[Given exercise]: Check each line for the string "hrudníku". Give only the count of lines that have it.

Stored items
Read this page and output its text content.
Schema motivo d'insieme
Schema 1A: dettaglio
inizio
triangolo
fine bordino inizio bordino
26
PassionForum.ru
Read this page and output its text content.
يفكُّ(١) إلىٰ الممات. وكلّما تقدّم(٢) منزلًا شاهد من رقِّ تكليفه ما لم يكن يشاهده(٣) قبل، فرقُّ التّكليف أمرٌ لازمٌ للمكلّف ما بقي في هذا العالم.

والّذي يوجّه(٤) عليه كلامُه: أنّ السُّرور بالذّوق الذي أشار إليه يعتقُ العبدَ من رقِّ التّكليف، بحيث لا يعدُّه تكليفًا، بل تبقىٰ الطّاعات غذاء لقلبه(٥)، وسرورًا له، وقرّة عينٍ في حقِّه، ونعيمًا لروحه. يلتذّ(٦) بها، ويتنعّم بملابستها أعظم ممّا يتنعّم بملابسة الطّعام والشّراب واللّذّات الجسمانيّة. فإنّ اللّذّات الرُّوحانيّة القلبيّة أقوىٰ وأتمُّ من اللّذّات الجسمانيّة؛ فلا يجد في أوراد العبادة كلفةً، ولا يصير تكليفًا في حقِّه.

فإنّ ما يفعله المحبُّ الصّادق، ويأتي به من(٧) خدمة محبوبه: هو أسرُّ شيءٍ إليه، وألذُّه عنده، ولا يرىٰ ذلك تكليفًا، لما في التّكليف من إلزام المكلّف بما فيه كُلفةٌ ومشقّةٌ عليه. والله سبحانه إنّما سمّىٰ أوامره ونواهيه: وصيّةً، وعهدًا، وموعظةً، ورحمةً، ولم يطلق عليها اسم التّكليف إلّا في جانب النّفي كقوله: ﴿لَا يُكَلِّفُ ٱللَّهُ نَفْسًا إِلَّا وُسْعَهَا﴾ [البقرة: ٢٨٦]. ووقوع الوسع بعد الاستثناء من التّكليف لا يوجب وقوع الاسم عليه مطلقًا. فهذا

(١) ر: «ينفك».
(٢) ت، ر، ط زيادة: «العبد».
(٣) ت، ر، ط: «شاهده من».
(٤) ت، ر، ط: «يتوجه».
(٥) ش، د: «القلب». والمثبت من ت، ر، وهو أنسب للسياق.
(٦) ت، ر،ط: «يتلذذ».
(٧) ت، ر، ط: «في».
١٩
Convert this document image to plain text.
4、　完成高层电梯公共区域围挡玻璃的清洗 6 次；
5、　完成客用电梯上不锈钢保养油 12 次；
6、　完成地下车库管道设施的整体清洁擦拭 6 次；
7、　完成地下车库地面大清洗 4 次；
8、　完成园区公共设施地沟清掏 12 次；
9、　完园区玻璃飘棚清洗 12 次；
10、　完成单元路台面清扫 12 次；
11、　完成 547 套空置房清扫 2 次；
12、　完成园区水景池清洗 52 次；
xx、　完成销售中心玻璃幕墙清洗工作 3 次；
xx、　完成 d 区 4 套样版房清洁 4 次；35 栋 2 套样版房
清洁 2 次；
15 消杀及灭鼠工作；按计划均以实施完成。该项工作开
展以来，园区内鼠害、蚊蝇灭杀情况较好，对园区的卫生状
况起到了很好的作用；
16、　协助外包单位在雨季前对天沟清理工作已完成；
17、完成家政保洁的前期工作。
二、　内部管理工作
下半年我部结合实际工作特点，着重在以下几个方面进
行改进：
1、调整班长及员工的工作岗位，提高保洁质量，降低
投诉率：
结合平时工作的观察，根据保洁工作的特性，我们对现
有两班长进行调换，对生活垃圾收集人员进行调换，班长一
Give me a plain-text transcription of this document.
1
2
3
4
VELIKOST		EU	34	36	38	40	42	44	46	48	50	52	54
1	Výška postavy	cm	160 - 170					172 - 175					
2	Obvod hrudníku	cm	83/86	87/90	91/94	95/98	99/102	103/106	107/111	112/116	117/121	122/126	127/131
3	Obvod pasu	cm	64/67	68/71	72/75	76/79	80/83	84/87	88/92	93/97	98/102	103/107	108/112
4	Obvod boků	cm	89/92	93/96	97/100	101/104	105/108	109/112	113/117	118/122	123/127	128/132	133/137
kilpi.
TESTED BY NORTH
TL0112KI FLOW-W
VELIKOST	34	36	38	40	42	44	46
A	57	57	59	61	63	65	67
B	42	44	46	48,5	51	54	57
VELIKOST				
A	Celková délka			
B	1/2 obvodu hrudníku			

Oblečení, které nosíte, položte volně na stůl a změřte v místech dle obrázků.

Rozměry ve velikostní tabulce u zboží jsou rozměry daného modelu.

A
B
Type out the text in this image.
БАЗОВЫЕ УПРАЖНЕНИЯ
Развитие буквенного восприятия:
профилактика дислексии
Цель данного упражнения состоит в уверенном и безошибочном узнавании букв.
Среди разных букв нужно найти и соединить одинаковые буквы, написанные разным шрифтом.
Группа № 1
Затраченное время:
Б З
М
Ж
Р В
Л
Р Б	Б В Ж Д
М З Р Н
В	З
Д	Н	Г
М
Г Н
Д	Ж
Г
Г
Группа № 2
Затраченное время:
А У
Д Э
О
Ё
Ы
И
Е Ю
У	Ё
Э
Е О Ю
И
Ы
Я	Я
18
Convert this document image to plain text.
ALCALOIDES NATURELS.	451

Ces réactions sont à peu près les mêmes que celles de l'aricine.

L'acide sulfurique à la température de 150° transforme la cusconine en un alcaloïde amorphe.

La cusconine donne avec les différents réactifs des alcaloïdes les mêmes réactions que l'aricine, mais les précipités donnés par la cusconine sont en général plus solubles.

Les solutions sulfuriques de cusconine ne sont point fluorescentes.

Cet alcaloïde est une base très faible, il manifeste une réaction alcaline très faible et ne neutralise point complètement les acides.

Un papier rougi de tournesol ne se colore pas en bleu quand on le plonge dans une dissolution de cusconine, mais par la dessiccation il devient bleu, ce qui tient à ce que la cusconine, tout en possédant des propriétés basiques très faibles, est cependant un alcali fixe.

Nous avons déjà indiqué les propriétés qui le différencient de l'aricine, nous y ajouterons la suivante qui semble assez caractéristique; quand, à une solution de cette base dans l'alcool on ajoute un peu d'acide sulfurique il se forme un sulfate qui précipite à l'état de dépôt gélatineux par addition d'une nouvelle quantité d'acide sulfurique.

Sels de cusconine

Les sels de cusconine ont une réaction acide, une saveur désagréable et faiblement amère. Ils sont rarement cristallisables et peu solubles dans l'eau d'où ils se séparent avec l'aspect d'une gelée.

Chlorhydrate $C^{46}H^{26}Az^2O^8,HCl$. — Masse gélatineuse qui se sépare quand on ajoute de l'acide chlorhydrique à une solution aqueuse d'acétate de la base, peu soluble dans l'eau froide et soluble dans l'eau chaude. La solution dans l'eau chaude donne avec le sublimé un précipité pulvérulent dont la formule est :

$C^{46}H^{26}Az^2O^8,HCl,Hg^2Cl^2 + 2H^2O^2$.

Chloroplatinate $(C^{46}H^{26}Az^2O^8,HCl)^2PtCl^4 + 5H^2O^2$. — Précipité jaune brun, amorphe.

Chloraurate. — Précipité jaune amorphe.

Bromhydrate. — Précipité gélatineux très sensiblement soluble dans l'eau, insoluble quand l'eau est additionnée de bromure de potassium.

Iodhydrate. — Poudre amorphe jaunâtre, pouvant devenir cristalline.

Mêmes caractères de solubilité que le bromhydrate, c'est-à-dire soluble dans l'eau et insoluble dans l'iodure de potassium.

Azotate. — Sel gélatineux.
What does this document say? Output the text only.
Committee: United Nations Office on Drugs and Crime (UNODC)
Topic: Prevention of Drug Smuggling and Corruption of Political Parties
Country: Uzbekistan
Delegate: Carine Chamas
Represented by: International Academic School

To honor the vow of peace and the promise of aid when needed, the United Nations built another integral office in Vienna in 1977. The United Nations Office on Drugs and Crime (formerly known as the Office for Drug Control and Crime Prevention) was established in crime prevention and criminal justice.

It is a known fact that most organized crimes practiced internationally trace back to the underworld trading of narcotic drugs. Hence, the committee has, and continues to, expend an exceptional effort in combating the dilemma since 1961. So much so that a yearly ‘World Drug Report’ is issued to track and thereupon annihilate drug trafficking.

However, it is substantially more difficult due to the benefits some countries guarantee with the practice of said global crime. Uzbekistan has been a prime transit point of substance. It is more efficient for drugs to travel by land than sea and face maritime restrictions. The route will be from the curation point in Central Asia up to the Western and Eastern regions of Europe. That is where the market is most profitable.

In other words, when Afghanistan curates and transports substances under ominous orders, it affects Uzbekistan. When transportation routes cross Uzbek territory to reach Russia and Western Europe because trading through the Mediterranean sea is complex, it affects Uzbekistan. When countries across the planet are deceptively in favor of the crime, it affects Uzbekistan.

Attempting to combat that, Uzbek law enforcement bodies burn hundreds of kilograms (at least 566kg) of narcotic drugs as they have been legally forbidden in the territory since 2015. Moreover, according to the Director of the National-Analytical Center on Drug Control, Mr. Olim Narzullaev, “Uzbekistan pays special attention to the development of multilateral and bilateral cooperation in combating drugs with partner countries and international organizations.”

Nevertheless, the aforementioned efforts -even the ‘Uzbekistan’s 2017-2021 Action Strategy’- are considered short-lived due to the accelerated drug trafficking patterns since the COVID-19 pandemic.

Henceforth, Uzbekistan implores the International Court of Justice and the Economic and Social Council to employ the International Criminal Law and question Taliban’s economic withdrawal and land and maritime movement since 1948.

[Exercise result]: 2